---- ITEMS
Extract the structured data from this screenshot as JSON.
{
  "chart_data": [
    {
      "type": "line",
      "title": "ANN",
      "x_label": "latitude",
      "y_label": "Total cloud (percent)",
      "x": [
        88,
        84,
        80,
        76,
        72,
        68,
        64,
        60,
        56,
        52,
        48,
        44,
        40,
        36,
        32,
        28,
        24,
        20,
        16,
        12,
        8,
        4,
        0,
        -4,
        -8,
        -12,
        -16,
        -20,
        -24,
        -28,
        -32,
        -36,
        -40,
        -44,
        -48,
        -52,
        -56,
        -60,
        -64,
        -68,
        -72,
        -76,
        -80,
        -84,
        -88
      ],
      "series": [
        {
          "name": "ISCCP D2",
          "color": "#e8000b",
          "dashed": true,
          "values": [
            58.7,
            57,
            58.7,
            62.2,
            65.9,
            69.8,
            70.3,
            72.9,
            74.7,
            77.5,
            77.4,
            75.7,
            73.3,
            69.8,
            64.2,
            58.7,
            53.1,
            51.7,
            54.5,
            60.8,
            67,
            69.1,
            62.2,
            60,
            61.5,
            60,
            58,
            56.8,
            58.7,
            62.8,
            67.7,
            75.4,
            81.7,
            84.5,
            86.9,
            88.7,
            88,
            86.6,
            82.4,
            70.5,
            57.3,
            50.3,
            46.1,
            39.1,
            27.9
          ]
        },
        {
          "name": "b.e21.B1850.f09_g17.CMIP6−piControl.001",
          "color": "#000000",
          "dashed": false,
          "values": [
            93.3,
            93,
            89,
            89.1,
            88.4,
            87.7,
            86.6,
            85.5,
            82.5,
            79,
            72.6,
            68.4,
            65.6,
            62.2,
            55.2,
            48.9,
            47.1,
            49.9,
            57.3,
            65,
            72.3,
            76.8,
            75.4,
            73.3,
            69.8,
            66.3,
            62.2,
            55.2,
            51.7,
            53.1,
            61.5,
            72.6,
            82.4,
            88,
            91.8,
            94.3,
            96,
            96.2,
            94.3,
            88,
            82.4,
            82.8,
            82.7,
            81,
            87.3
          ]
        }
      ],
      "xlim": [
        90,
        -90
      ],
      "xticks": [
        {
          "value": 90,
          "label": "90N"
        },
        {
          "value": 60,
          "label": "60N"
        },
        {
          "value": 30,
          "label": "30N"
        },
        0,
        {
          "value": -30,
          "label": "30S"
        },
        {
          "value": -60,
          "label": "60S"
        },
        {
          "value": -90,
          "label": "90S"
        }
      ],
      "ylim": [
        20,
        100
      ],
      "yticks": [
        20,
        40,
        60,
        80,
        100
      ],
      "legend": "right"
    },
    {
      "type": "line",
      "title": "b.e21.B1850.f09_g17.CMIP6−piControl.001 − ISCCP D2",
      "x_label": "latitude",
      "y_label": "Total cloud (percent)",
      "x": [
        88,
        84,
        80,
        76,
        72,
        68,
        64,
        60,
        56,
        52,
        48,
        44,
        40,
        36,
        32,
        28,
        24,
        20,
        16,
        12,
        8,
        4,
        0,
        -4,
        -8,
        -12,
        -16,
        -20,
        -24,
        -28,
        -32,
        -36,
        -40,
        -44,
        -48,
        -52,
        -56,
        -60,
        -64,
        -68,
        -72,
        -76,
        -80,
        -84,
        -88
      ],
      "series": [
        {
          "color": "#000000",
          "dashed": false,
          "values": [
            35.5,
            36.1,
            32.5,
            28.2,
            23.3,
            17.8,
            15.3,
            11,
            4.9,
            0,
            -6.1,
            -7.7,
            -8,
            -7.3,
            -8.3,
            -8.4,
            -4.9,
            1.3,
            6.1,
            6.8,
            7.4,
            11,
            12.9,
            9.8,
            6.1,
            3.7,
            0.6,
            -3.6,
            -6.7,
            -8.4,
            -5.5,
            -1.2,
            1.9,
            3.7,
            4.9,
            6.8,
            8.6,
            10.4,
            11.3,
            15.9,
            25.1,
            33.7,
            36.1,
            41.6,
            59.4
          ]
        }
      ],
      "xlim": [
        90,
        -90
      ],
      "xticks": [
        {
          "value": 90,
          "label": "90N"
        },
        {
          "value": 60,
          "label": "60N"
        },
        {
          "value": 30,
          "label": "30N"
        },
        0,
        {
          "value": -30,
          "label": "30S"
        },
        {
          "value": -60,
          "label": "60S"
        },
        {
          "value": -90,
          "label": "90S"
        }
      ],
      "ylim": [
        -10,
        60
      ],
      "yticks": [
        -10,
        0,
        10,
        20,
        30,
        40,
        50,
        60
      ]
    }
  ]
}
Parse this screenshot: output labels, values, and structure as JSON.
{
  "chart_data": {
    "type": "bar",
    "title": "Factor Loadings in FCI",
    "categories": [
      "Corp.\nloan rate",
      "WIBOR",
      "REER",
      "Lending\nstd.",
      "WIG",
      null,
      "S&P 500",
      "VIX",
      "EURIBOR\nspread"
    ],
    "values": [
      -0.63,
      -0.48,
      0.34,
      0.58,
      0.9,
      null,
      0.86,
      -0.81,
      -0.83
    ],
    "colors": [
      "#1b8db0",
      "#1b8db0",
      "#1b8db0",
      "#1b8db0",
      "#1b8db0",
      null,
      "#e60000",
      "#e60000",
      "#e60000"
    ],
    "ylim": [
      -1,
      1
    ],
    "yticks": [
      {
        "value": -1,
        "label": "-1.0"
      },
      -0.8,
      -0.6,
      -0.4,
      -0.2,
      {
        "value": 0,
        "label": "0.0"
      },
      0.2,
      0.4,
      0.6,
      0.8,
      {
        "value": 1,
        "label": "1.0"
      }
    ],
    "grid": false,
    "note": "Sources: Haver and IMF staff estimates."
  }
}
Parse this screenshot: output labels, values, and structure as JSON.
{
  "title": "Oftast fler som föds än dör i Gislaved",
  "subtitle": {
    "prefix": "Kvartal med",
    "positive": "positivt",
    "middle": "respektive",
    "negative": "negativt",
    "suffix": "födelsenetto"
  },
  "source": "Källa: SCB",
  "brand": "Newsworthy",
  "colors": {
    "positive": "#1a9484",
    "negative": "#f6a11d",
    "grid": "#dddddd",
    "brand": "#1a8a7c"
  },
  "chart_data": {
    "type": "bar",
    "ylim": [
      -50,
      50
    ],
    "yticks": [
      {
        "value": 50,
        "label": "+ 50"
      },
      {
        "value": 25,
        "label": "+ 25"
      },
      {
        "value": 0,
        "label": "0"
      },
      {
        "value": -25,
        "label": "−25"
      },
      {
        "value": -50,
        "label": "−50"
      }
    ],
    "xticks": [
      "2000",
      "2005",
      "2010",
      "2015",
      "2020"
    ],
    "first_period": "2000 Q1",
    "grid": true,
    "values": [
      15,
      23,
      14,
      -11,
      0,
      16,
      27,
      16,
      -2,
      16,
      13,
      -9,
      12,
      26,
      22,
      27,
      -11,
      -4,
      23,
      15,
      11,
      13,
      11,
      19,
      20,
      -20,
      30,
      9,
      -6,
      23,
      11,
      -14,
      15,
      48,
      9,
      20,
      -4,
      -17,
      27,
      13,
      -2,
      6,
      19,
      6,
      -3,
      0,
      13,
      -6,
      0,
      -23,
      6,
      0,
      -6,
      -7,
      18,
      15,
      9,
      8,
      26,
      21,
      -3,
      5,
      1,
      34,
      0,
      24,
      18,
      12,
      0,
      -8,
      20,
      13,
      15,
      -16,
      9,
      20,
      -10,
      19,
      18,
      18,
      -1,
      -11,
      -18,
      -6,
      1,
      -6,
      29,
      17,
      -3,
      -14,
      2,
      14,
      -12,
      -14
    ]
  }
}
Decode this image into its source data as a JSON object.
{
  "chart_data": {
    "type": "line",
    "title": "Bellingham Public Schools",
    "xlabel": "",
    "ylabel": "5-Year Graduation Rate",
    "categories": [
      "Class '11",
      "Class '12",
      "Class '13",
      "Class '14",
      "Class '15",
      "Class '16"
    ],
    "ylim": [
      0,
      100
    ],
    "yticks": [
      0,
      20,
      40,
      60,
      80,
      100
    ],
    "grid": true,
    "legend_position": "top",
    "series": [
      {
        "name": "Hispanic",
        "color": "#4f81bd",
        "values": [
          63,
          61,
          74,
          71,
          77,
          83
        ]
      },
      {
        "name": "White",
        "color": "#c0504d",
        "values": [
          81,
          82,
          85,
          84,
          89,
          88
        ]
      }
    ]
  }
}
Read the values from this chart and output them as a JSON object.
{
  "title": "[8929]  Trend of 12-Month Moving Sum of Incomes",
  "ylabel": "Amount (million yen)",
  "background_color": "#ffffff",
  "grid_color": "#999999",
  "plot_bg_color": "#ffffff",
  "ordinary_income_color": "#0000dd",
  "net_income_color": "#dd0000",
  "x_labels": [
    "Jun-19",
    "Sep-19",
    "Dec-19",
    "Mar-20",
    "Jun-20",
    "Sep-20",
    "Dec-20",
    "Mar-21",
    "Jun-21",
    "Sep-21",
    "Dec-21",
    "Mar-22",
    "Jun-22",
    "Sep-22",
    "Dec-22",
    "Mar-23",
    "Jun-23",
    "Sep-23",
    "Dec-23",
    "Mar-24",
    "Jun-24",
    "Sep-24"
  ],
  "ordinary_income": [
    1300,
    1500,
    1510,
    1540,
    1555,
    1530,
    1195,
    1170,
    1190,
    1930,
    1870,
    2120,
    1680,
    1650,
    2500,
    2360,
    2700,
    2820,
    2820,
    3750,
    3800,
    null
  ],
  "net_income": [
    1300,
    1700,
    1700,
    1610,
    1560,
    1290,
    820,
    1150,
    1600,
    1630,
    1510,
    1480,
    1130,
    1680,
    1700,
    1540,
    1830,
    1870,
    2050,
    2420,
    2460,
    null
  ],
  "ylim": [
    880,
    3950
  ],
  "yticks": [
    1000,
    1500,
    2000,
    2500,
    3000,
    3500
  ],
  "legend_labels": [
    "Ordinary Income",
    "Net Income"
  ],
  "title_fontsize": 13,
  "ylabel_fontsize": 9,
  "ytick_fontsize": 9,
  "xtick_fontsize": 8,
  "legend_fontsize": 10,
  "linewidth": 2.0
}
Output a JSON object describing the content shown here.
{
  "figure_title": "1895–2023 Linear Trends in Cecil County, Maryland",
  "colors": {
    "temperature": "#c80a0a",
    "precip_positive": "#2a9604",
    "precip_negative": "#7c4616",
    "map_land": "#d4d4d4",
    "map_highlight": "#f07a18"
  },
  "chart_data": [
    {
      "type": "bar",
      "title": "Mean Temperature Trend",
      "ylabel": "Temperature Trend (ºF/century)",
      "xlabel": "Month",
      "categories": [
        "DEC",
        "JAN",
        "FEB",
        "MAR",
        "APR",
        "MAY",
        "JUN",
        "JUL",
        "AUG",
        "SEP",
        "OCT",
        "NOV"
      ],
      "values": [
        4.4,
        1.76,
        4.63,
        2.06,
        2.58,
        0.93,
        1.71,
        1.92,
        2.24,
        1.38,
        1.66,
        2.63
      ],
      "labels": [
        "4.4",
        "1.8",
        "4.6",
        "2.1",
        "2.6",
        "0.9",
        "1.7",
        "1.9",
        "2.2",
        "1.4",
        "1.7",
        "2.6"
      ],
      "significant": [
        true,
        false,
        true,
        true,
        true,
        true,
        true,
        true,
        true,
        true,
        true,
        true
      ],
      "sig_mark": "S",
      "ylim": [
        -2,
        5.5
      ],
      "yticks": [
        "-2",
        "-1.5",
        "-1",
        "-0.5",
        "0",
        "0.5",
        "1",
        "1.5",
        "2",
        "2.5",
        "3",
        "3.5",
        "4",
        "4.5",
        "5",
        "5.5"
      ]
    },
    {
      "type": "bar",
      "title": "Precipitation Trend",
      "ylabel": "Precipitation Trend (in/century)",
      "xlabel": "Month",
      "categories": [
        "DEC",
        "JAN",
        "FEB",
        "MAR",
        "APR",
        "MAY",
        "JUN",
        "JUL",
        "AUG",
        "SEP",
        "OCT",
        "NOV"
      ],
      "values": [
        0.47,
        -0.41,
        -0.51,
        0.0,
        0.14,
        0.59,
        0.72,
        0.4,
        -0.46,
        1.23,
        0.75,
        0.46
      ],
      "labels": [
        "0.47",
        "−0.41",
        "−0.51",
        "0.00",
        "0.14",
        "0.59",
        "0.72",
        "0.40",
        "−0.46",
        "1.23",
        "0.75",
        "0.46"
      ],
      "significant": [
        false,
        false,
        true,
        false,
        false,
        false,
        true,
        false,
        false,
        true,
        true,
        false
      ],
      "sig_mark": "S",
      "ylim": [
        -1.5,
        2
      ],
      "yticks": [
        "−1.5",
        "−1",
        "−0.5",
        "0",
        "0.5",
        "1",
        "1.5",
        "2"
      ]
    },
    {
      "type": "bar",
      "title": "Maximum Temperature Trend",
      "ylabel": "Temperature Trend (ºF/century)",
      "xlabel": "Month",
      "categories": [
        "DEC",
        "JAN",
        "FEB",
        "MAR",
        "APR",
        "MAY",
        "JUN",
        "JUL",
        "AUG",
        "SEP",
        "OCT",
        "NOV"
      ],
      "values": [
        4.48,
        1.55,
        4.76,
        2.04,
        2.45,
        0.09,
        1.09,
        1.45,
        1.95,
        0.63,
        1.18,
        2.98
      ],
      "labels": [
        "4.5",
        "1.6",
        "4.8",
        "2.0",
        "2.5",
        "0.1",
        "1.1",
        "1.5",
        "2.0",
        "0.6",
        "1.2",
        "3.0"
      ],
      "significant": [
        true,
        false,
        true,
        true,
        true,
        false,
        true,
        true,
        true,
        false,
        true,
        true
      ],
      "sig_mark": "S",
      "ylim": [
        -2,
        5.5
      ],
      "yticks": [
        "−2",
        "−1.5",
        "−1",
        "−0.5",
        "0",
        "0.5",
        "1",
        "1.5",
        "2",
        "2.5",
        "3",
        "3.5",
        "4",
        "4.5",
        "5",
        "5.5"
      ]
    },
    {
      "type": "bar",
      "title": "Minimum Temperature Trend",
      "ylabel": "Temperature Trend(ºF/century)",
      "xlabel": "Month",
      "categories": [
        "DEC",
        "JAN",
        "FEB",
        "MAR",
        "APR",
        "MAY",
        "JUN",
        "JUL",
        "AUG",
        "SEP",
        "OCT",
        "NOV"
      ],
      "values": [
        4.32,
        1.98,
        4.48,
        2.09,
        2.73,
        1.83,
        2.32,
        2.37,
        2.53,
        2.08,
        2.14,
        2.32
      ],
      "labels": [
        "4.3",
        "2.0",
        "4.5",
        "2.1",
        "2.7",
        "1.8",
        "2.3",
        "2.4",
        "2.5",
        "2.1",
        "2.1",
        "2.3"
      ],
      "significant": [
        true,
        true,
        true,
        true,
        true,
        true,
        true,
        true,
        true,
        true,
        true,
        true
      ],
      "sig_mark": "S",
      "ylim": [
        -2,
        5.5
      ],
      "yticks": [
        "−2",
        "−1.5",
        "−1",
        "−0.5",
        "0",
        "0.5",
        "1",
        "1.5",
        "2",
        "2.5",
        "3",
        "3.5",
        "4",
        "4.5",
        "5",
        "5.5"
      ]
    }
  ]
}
--------
▶ [WORK TO COMPLETE]: Reply with one number: the count of lines in the entries that include the word "Class".

▶ [RESULT OF THE TASK]: 6